Direction: From the listing below, pull out all lines with "ETKF" in them.

Records from a dataset:
┄┄┄┄┄┄┄┄┄┄┄┄┄┄┄┄┄┄┄┄

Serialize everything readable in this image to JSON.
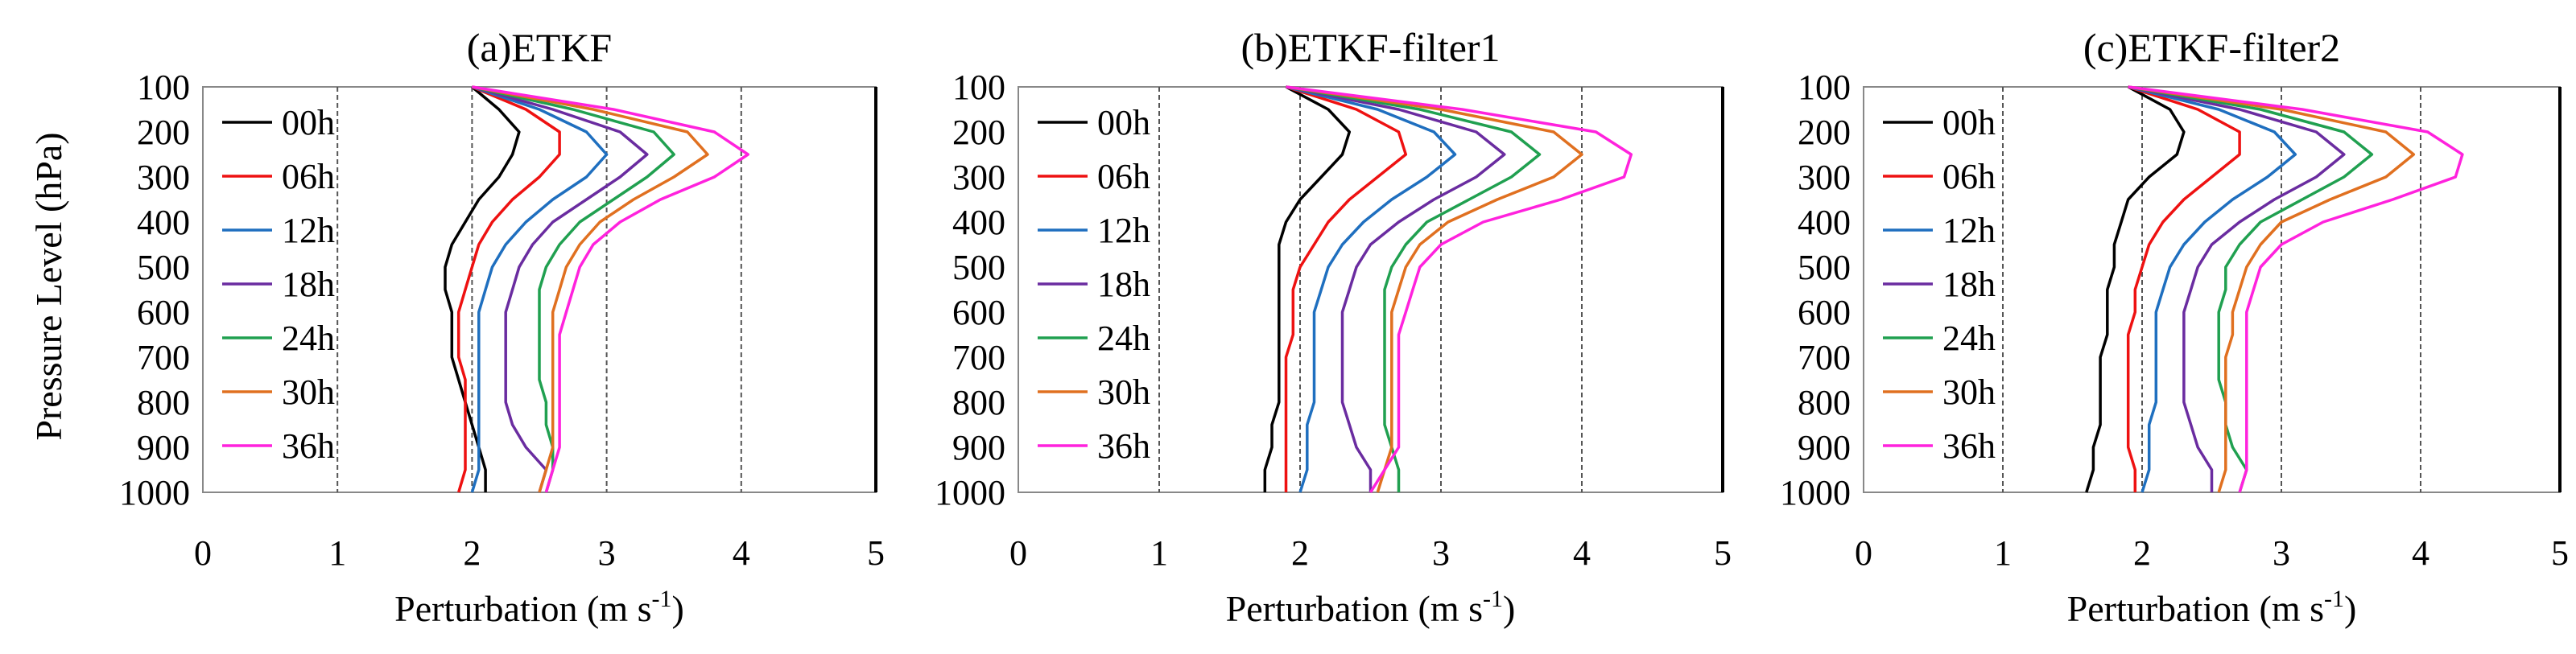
{
  "figure": {
    "y_axis_label": "Pressure Level (hPa)"
  },
  "chart_data": [
    {
      "type": "line",
      "title": "(a)ETKF",
      "xlabel_main": "Perturbation (m s",
      "xlabel_sup": "-1",
      "xlabel_close": ")",
      "ylabel": "Pressure Level (hPa)",
      "xlim": [
        0,
        5
      ],
      "ylim": [
        100,
        1000
      ],
      "x_ticks": [
        "0",
        "1",
        "2",
        "3",
        "4",
        "5"
      ],
      "y_ticks": [
        "100",
        "200",
        "300",
        "400",
        "500",
        "600",
        "700",
        "800",
        "900",
        "1000"
      ],
      "y": [
        100,
        150,
        200,
        250,
        300,
        350,
        400,
        450,
        500,
        550,
        600,
        650,
        700,
        750,
        800,
        850,
        900,
        950,
        1000
      ],
      "series": [
        {
          "name": "00h",
          "color": "#000000",
          "values": [
            2.0,
            2.2,
            2.35,
            2.3,
            2.2,
            2.05,
            1.95,
            1.85,
            1.8,
            1.8,
            1.85,
            1.85,
            1.85,
            1.9,
            1.95,
            2.0,
            2.05,
            2.1,
            2.1
          ]
        },
        {
          "name": "06h",
          "color": "#ee1111",
          "values": [
            2.0,
            2.4,
            2.65,
            2.65,
            2.5,
            2.3,
            2.15,
            2.05,
            2.0,
            1.95,
            1.9,
            1.9,
            1.9,
            1.95,
            1.95,
            1.95,
            1.95,
            1.95,
            1.9
          ]
        },
        {
          "name": "12h",
          "color": "#1f6fbf",
          "values": [
            2.0,
            2.5,
            2.85,
            3.0,
            2.85,
            2.6,
            2.4,
            2.25,
            2.15,
            2.1,
            2.05,
            2.05,
            2.05,
            2.05,
            2.05,
            2.05,
            2.05,
            2.05,
            2.0
          ]
        },
        {
          "name": "18h",
          "color": "#6a2ca0",
          "values": [
            2.0,
            2.6,
            3.1,
            3.3,
            3.1,
            2.85,
            2.6,
            2.45,
            2.35,
            2.3,
            2.25,
            2.25,
            2.25,
            2.25,
            2.25,
            2.3,
            2.4,
            2.55,
            2.5
          ]
        },
        {
          "name": "24h",
          "color": "#20a050",
          "values": [
            2.0,
            2.75,
            3.35,
            3.5,
            3.3,
            3.05,
            2.8,
            2.65,
            2.55,
            2.5,
            2.5,
            2.5,
            2.5,
            2.5,
            2.55,
            2.55,
            2.6,
            2.6,
            2.55
          ]
        },
        {
          "name": "30h",
          "color": "#e07020",
          "values": [
            2.0,
            2.9,
            3.6,
            3.75,
            3.5,
            3.2,
            2.95,
            2.8,
            2.7,
            2.65,
            2.6,
            2.6,
            2.6,
            2.6,
            2.6,
            2.6,
            2.6,
            2.55,
            2.5
          ]
        },
        {
          "name": "36h",
          "color": "#ff22dd",
          "values": [
            2.0,
            3.05,
            3.8,
            4.05,
            3.8,
            3.4,
            3.1,
            2.9,
            2.8,
            2.75,
            2.7,
            2.65,
            2.65,
            2.65,
            2.65,
            2.65,
            2.65,
            2.6,
            2.55
          ]
        }
      ]
    },
    {
      "type": "line",
      "title": "(b)ETKF-filter1",
      "xlabel_main": "Perturbation (m s",
      "xlabel_sup": "-1",
      "xlabel_close": ")",
      "ylabel": "Pressure Level (hPa)",
      "xlim": [
        0,
        5
      ],
      "ylim": [
        100,
        1000
      ],
      "x_ticks": [
        "0",
        "1",
        "2",
        "3",
        "4",
        "5"
      ],
      "y_ticks": [
        "100",
        "200",
        "300",
        "400",
        "500",
        "600",
        "700",
        "800",
        "900",
        "1000"
      ],
      "y": [
        100,
        150,
        200,
        250,
        300,
        350,
        400,
        450,
        500,
        550,
        600,
        650,
        700,
        750,
        800,
        850,
        900,
        950,
        1000
      ],
      "series": [
        {
          "name": "00h",
          "color": "#000000",
          "values": [
            1.9,
            2.2,
            2.35,
            2.3,
            2.15,
            2.0,
            1.9,
            1.85,
            1.85,
            1.85,
            1.85,
            1.85,
            1.85,
            1.85,
            1.85,
            1.8,
            1.8,
            1.75,
            1.75
          ]
        },
        {
          "name": "06h",
          "color": "#ee1111",
          "values": [
            1.9,
            2.4,
            2.7,
            2.75,
            2.55,
            2.35,
            2.2,
            2.1,
            2.0,
            1.95,
            1.95,
            1.95,
            1.9,
            1.9,
            1.9,
            1.9,
            1.9,
            1.9,
            1.9
          ]
        },
        {
          "name": "12h",
          "color": "#1f6fbf",
          "values": [
            1.9,
            2.55,
            2.95,
            3.1,
            2.9,
            2.65,
            2.45,
            2.3,
            2.2,
            2.15,
            2.1,
            2.1,
            2.1,
            2.1,
            2.1,
            2.05,
            2.05,
            2.05,
            2.0
          ]
        },
        {
          "name": "18h",
          "color": "#6a2ca0",
          "values": [
            1.9,
            2.7,
            3.25,
            3.45,
            3.25,
            2.95,
            2.7,
            2.5,
            2.4,
            2.35,
            2.3,
            2.3,
            2.3,
            2.3,
            2.3,
            2.35,
            2.4,
            2.5,
            2.5
          ]
        },
        {
          "name": "24h",
          "color": "#20a050",
          "values": [
            1.9,
            2.85,
            3.5,
            3.7,
            3.5,
            3.2,
            2.9,
            2.75,
            2.65,
            2.6,
            2.6,
            2.6,
            2.6,
            2.6,
            2.6,
            2.6,
            2.65,
            2.7,
            2.7
          ]
        },
        {
          "name": "30h",
          "color": "#e07020",
          "values": [
            1.9,
            3.0,
            3.8,
            4.0,
            3.8,
            3.4,
            3.05,
            2.85,
            2.75,
            2.7,
            2.65,
            2.65,
            2.65,
            2.65,
            2.65,
            2.65,
            2.65,
            2.6,
            2.55
          ]
        },
        {
          "name": "36h",
          "color": "#ff22dd",
          "values": [
            1.9,
            3.15,
            4.1,
            4.35,
            4.3,
            3.85,
            3.3,
            3.0,
            2.85,
            2.8,
            2.75,
            2.7,
            2.7,
            2.7,
            2.7,
            2.7,
            2.7,
            2.6,
            2.5
          ]
        }
      ]
    },
    {
      "type": "line",
      "title": "(c)ETKF-filter2",
      "xlabel_main": "Perturbation (m s",
      "xlabel_sup": "-1",
      "xlabel_close": ")",
      "ylabel": "Pressure Level (hPa)",
      "xlim": [
        0,
        5
      ],
      "ylim": [
        100,
        1000
      ],
      "x_ticks": [
        "0",
        "1",
        "2",
        "3",
        "4",
        "5"
      ],
      "y_ticks": [
        "100",
        "200",
        "300",
        "400",
        "500",
        "600",
        "700",
        "800",
        "900",
        "1000"
      ],
      "y": [
        100,
        150,
        200,
        250,
        300,
        350,
        400,
        450,
        500,
        550,
        600,
        650,
        700,
        750,
        800,
        850,
        900,
        950,
        1000
      ],
      "series": [
        {
          "name": "00h",
          "color": "#000000",
          "values": [
            1.9,
            2.2,
            2.3,
            2.25,
            2.05,
            1.9,
            1.85,
            1.8,
            1.8,
            1.75,
            1.75,
            1.75,
            1.7,
            1.7,
            1.7,
            1.7,
            1.65,
            1.65,
            1.6
          ]
        },
        {
          "name": "06h",
          "color": "#ee1111",
          "values": [
            1.9,
            2.4,
            2.7,
            2.7,
            2.5,
            2.3,
            2.15,
            2.05,
            2.0,
            1.95,
            1.95,
            1.9,
            1.9,
            1.9,
            1.9,
            1.9,
            1.9,
            1.95,
            1.95
          ]
        },
        {
          "name": "12h",
          "color": "#1f6fbf",
          "values": [
            1.9,
            2.55,
            2.95,
            3.1,
            2.9,
            2.65,
            2.45,
            2.3,
            2.2,
            2.15,
            2.1,
            2.1,
            2.1,
            2.1,
            2.1,
            2.05,
            2.05,
            2.05,
            2.0
          ]
        },
        {
          "name": "18h",
          "color": "#6a2ca0",
          "values": [
            1.9,
            2.7,
            3.25,
            3.45,
            3.25,
            2.95,
            2.7,
            2.5,
            2.4,
            2.35,
            2.3,
            2.3,
            2.3,
            2.3,
            2.3,
            2.35,
            2.4,
            2.5,
            2.5
          ]
        },
        {
          "name": "24h",
          "color": "#20a050",
          "values": [
            1.9,
            2.85,
            3.45,
            3.65,
            3.45,
            3.15,
            2.85,
            2.7,
            2.6,
            2.6,
            2.55,
            2.55,
            2.55,
            2.55,
            2.6,
            2.6,
            2.65,
            2.75,
            2.7
          ]
        },
        {
          "name": "30h",
          "color": "#e07020",
          "values": [
            1.9,
            3.0,
            3.75,
            3.95,
            3.75,
            3.35,
            3.0,
            2.85,
            2.75,
            2.7,
            2.65,
            2.65,
            2.6,
            2.6,
            2.6,
            2.6,
            2.6,
            2.6,
            2.55
          ]
        },
        {
          "name": "36h",
          "color": "#ff22dd",
          "values": [
            1.9,
            3.15,
            4.05,
            4.3,
            4.25,
            3.8,
            3.3,
            3.0,
            2.85,
            2.8,
            2.75,
            2.75,
            2.75,
            2.75,
            2.75,
            2.75,
            2.75,
            2.75,
            2.7
          ]
        }
      ]
    }
  ]
}
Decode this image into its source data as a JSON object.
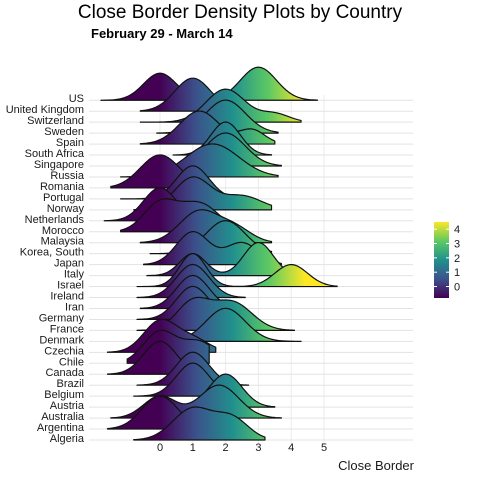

┄┄┄┄┄┄┄┄┄┄┄┄┄┄┄┄┄┄┄┄

Written response:
      "title": "(a)ETKF",
      "title": "(b)ETKF-filter1",
      "title": "(c)ETKF-filter2",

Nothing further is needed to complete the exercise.